§ What is needed:
State the number of lines in these records holding "this". Say nothing more.

Entries from a visual dataset:
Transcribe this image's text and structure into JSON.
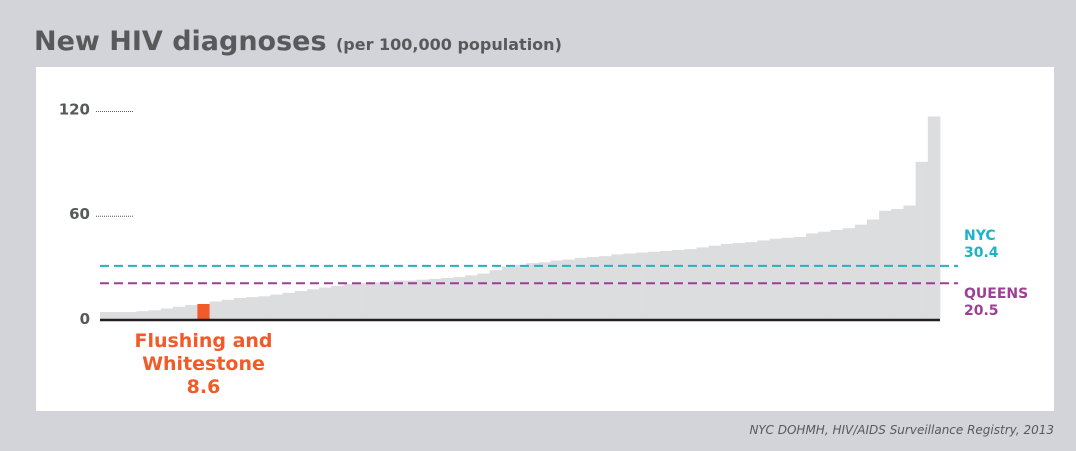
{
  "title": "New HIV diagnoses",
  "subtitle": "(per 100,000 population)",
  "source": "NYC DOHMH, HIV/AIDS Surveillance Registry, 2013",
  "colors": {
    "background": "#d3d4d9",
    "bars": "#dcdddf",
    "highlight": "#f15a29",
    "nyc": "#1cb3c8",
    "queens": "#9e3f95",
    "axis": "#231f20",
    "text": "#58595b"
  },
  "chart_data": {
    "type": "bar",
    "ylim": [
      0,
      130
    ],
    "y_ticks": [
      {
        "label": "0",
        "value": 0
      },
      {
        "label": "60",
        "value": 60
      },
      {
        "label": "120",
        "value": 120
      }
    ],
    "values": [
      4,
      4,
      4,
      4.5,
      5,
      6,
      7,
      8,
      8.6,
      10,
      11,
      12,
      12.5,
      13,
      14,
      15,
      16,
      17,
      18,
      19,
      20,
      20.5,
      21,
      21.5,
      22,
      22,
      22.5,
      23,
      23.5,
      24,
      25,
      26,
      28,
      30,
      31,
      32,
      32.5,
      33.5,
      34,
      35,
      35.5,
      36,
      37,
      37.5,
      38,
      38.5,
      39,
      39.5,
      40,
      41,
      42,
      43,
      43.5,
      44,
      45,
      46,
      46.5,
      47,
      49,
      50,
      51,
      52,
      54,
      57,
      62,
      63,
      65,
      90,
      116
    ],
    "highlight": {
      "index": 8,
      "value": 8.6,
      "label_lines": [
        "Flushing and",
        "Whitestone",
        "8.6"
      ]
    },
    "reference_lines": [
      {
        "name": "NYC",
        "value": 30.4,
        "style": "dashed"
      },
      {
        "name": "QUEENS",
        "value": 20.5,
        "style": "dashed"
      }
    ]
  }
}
...
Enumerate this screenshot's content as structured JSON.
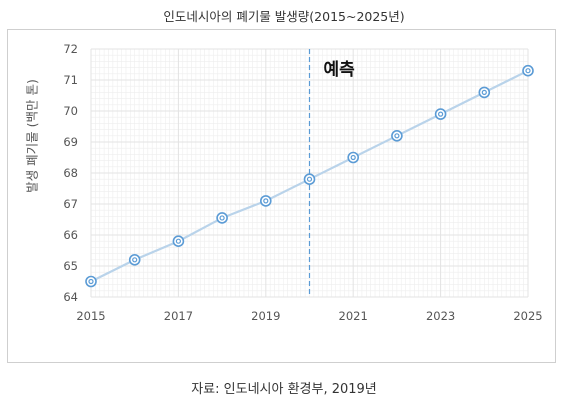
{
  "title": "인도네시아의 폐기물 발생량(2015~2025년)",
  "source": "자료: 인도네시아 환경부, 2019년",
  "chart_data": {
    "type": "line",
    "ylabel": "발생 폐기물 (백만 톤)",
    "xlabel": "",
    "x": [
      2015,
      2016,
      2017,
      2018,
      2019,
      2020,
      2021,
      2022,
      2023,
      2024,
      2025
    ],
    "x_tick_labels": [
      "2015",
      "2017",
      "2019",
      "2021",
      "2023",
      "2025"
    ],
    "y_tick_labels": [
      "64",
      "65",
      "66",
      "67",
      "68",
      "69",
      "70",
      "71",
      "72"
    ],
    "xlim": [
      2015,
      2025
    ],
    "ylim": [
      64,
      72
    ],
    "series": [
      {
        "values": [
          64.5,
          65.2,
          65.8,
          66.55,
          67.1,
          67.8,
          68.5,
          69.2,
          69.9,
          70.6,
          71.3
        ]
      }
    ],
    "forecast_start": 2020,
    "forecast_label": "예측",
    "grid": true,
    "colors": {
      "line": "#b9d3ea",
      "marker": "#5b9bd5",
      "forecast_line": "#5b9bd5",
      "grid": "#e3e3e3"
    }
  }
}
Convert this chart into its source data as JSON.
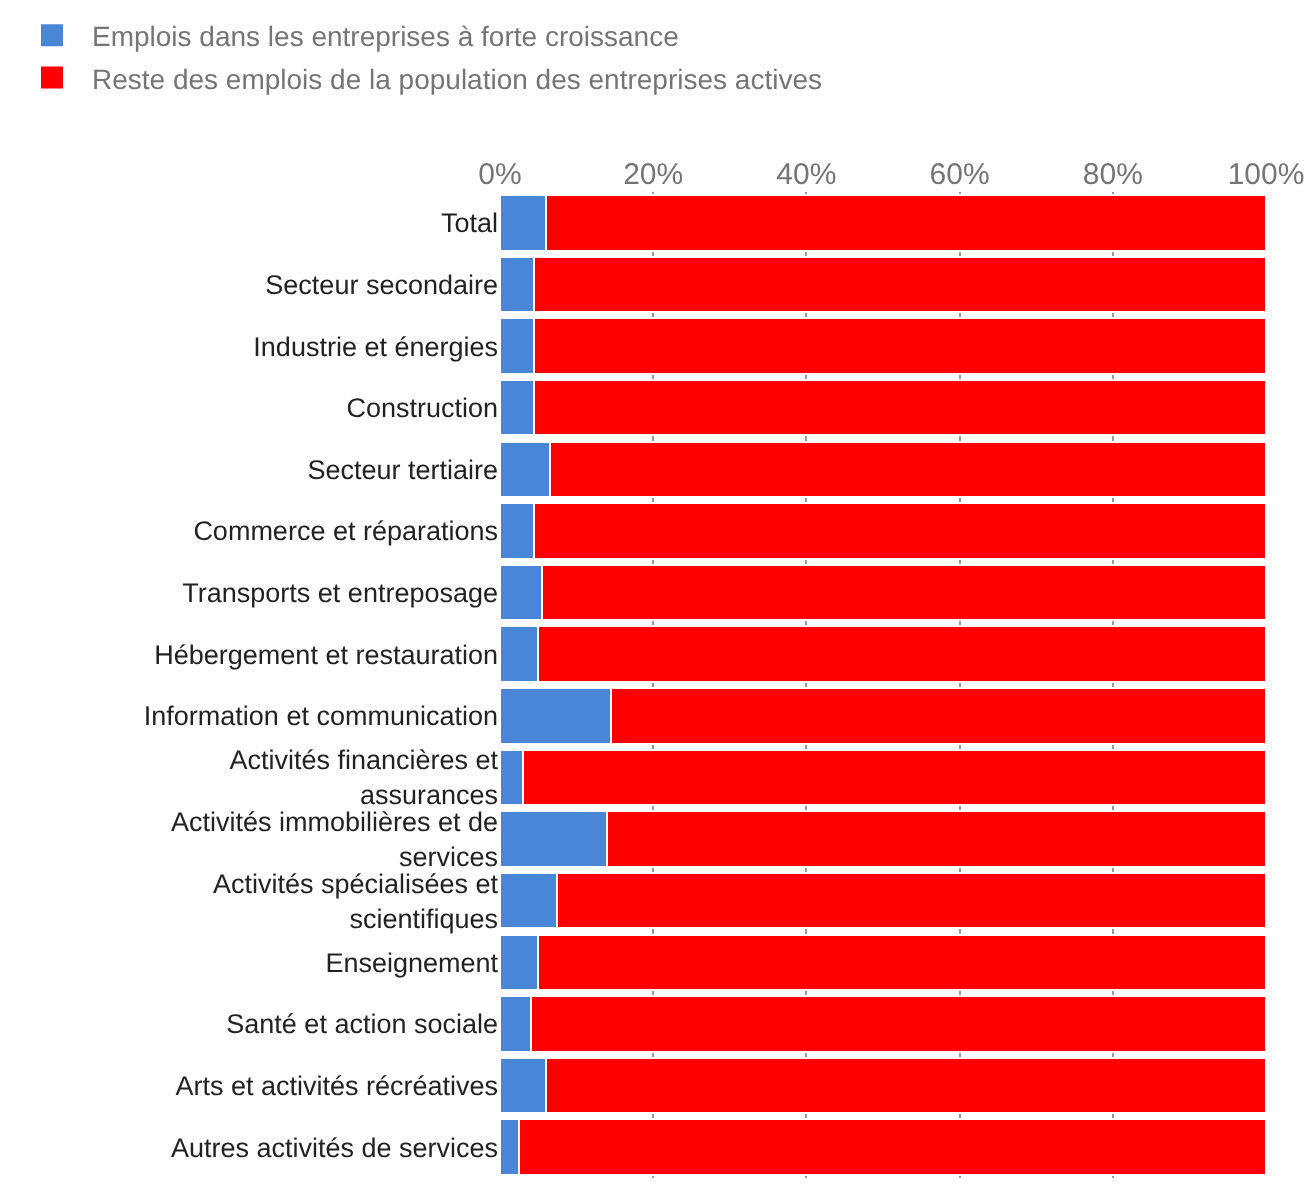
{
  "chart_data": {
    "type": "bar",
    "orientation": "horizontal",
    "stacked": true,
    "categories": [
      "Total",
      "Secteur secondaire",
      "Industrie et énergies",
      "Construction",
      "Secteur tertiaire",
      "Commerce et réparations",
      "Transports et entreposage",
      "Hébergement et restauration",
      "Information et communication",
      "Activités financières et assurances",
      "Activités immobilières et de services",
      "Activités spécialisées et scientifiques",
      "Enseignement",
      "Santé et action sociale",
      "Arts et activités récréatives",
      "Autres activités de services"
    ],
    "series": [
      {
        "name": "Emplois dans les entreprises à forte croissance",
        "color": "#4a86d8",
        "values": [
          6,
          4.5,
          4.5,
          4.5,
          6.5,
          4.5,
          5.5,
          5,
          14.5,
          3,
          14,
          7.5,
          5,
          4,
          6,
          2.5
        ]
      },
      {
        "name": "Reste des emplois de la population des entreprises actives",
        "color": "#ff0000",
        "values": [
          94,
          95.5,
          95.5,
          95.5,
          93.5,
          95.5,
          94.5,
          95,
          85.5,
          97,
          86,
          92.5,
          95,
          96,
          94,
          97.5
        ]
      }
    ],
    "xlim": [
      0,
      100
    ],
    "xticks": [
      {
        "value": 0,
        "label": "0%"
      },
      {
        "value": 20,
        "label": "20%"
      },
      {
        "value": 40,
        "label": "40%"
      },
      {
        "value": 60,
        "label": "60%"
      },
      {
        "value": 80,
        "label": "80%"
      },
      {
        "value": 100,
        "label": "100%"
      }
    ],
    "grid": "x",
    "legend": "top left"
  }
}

§ The completed task:
3